- _PROMPT_: Retype the lines of the records from the line containing "Itemize the components" up to and including the line containing "x-tick-label: 3.4 — [404, 646, 420, 657]", keeping each one identical to the original.
******
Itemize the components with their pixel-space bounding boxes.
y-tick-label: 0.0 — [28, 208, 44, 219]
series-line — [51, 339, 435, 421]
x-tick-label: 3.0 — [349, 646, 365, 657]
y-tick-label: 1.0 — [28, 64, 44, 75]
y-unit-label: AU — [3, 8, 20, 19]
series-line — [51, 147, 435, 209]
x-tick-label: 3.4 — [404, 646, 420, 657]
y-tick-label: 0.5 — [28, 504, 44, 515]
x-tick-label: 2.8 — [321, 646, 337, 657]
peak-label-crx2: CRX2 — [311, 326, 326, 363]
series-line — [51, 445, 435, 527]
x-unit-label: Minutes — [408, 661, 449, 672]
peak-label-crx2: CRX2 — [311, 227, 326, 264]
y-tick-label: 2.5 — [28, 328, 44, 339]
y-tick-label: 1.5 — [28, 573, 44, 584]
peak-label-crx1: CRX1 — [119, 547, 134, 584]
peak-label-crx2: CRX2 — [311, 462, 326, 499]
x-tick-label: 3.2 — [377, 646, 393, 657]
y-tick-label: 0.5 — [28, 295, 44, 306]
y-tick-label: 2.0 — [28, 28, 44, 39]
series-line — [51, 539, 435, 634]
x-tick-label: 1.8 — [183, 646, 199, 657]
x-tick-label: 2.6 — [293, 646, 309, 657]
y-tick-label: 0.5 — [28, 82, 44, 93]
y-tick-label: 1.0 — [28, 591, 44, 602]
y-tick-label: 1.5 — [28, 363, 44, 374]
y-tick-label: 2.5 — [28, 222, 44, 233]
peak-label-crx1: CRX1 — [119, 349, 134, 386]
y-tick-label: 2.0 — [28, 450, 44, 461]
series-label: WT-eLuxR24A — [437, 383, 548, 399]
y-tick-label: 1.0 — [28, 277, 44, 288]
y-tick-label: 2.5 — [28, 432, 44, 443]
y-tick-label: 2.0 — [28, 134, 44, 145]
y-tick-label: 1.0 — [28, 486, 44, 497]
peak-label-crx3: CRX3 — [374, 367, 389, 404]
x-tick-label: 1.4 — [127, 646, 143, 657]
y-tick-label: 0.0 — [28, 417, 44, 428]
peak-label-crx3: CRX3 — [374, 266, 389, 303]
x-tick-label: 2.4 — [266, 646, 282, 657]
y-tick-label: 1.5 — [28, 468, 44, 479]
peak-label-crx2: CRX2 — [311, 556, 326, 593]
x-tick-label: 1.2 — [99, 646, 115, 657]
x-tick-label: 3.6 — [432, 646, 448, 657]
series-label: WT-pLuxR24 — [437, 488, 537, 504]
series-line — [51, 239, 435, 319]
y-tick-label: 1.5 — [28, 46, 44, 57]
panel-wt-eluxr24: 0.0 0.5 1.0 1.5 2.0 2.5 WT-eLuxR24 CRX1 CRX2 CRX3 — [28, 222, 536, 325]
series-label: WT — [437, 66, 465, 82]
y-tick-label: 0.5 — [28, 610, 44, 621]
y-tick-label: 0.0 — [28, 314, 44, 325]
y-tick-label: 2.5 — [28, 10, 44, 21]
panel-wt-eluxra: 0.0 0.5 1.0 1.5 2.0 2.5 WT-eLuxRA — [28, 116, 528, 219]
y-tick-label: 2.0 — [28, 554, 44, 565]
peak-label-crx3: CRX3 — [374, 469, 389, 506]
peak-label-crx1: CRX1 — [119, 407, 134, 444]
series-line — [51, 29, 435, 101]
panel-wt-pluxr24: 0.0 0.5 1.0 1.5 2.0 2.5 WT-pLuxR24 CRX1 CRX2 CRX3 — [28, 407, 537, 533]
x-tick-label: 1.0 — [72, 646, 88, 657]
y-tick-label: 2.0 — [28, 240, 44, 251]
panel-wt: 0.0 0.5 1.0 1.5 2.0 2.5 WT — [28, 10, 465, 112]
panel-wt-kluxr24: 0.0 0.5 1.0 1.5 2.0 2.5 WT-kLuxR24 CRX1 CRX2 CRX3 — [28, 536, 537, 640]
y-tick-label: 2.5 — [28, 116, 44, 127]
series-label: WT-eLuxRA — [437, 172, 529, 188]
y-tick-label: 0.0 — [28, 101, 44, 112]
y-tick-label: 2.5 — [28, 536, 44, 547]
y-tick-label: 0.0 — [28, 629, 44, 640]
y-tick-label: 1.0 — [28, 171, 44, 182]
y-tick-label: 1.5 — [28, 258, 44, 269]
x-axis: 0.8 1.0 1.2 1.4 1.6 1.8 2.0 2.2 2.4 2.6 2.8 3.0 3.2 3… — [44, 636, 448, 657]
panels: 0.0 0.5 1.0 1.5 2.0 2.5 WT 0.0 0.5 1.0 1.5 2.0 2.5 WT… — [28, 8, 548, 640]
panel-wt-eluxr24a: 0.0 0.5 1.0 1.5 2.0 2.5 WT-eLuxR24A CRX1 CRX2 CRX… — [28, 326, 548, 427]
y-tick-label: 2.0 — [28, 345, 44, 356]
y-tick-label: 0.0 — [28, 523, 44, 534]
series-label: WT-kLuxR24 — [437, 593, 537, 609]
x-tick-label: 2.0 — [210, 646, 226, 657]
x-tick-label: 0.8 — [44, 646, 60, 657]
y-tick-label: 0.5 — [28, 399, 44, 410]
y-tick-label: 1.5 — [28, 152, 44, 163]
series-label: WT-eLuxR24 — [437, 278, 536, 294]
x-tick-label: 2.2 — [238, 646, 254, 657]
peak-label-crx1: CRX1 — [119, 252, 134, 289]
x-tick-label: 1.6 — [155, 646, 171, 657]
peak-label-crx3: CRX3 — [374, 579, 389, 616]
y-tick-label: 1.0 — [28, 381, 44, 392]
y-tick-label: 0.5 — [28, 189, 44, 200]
******
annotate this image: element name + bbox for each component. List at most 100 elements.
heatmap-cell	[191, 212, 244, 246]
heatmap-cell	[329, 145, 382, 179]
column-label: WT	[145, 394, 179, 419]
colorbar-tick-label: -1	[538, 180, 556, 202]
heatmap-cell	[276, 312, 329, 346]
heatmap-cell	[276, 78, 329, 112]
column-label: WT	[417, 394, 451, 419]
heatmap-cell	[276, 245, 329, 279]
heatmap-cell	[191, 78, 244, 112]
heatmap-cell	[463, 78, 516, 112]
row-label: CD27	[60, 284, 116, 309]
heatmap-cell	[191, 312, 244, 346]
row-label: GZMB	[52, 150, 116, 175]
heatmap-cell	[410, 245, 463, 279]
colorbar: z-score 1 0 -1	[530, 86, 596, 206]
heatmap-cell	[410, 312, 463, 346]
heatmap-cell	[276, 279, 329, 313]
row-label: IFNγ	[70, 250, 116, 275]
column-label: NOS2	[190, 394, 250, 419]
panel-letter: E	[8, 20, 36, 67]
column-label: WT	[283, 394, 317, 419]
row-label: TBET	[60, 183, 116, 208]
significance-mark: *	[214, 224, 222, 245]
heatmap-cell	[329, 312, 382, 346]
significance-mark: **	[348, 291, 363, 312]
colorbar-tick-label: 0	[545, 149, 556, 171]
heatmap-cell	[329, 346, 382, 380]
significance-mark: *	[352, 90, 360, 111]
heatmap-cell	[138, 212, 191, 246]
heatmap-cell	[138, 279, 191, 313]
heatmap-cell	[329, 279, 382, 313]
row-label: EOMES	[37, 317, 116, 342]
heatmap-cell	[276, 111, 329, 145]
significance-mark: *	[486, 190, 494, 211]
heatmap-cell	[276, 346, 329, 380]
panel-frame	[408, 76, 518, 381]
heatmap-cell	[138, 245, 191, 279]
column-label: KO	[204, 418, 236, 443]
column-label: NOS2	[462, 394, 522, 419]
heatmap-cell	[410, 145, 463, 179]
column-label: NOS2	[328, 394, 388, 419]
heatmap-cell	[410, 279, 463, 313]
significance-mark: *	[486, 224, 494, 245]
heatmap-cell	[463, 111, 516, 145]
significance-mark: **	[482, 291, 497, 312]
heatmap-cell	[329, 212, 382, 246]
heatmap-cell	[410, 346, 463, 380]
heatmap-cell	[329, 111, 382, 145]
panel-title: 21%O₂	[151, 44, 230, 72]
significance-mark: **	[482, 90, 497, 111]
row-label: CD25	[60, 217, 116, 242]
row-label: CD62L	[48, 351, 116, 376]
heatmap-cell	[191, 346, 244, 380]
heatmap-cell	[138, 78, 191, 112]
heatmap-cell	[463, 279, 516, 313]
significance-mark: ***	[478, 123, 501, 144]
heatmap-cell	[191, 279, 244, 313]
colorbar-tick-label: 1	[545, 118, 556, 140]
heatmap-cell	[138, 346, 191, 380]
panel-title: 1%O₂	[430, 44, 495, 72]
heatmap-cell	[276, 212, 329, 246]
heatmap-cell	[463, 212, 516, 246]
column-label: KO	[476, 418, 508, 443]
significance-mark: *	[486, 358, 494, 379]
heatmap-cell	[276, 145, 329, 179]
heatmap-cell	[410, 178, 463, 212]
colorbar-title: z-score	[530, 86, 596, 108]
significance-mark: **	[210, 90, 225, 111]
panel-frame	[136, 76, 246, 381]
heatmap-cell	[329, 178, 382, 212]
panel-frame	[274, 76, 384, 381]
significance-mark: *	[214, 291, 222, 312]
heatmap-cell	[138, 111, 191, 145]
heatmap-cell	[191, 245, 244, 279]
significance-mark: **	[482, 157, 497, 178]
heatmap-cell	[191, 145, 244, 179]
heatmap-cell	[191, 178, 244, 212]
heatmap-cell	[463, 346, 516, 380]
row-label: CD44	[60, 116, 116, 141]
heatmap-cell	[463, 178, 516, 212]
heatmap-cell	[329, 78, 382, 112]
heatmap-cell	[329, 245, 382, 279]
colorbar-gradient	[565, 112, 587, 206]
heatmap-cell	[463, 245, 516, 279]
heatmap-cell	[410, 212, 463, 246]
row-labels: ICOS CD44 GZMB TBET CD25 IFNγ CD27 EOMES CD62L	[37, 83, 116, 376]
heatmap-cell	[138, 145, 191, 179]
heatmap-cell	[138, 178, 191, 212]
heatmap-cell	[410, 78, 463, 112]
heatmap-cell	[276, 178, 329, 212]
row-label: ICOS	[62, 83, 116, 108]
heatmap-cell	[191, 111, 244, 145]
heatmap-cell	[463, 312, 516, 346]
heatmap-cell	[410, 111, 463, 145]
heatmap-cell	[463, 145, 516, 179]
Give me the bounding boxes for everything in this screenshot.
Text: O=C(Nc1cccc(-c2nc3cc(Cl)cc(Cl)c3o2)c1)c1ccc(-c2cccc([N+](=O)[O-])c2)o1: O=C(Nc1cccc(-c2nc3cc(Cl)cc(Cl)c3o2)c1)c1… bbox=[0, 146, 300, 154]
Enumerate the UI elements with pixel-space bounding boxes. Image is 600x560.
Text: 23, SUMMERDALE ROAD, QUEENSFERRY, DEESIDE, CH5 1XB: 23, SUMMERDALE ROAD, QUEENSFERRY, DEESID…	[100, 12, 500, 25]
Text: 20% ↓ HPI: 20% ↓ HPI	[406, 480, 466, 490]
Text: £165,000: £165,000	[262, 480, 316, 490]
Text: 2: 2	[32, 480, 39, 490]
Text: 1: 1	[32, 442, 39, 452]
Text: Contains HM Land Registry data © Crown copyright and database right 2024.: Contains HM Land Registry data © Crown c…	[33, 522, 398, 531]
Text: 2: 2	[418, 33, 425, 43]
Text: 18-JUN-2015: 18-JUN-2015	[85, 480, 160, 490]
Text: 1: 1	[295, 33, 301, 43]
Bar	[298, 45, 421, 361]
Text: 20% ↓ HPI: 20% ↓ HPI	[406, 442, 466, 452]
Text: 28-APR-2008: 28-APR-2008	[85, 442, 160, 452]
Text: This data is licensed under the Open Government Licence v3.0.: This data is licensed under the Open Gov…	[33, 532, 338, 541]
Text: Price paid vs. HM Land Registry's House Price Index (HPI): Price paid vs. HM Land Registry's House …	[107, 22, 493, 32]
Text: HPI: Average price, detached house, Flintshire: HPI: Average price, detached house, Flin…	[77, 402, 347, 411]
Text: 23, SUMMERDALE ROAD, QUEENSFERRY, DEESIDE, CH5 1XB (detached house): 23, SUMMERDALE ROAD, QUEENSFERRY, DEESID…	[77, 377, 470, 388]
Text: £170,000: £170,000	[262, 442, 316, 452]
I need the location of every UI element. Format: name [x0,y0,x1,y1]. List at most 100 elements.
******
- _EXERCISE RESULT_:
Itemize the components with their pixel-space bounding boxes.
y-tick-label: 0.0 — [28, 208, 44, 219]
series-line — [51, 339, 435, 421]
x-tick-label: 3.0 — [349, 646, 365, 657]
y-tick-label: 1.0 — [28, 64, 44, 75]
y-unit-label: AU — [3, 8, 20, 19]
series-line — [51, 147, 435, 209]
x-tick-label: 3.4 — [404, 646, 420, 657]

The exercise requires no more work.